* Begin INFORMATION SHOWN *

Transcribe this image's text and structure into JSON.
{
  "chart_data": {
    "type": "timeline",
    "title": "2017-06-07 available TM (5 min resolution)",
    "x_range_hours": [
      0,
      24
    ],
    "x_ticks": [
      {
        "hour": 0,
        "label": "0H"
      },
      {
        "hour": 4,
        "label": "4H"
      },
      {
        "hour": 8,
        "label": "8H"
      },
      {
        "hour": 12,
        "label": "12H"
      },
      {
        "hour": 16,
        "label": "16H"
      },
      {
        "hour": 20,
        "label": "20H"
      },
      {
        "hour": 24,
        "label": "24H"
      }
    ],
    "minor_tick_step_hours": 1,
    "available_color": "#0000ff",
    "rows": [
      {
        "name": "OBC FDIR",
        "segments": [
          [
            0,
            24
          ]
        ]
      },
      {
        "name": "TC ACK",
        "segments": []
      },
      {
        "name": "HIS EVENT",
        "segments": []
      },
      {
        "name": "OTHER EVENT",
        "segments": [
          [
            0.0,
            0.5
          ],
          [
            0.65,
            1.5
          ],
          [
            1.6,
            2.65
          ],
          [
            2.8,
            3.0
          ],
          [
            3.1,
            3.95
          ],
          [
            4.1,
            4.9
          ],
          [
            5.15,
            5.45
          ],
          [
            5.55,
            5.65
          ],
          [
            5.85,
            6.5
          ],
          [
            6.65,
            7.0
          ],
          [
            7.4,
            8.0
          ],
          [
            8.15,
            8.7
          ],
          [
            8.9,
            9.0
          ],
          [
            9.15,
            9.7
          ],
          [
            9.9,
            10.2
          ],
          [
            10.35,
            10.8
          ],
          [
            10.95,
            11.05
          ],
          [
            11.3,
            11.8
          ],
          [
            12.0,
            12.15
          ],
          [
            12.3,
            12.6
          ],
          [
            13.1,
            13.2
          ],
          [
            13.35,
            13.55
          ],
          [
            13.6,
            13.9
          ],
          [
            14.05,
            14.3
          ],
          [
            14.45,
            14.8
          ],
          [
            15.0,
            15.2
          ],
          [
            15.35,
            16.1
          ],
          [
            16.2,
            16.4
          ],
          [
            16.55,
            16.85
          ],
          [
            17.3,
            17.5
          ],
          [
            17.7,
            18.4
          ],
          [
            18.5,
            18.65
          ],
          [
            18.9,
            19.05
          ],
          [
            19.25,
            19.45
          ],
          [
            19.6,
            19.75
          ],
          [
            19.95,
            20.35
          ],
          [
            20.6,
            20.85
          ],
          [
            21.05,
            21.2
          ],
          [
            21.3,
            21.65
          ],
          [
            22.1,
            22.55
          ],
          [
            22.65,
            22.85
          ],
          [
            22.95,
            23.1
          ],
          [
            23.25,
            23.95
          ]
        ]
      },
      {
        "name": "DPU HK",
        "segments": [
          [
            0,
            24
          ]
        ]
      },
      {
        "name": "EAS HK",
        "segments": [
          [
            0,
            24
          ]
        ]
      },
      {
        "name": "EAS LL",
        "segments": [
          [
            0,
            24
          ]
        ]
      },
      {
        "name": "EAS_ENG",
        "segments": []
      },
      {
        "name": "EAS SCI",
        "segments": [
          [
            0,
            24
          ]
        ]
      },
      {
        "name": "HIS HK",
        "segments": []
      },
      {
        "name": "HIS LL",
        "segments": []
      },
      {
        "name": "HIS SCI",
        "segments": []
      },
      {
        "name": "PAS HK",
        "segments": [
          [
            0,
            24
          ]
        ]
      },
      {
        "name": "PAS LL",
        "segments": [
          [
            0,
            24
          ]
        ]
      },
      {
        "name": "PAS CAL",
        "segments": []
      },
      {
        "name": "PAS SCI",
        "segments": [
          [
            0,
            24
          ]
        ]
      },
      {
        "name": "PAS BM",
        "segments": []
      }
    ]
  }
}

* End INFORMATION SHOWN *

Collect each line above holding the string "label".

- ANSWER FOR THE TASK -
        "label": "0H"
        "label": "4H"
        "label": "8H"
        "label": "12H"
        "label": "16H"
        "label": "20H"
        "label": "24H"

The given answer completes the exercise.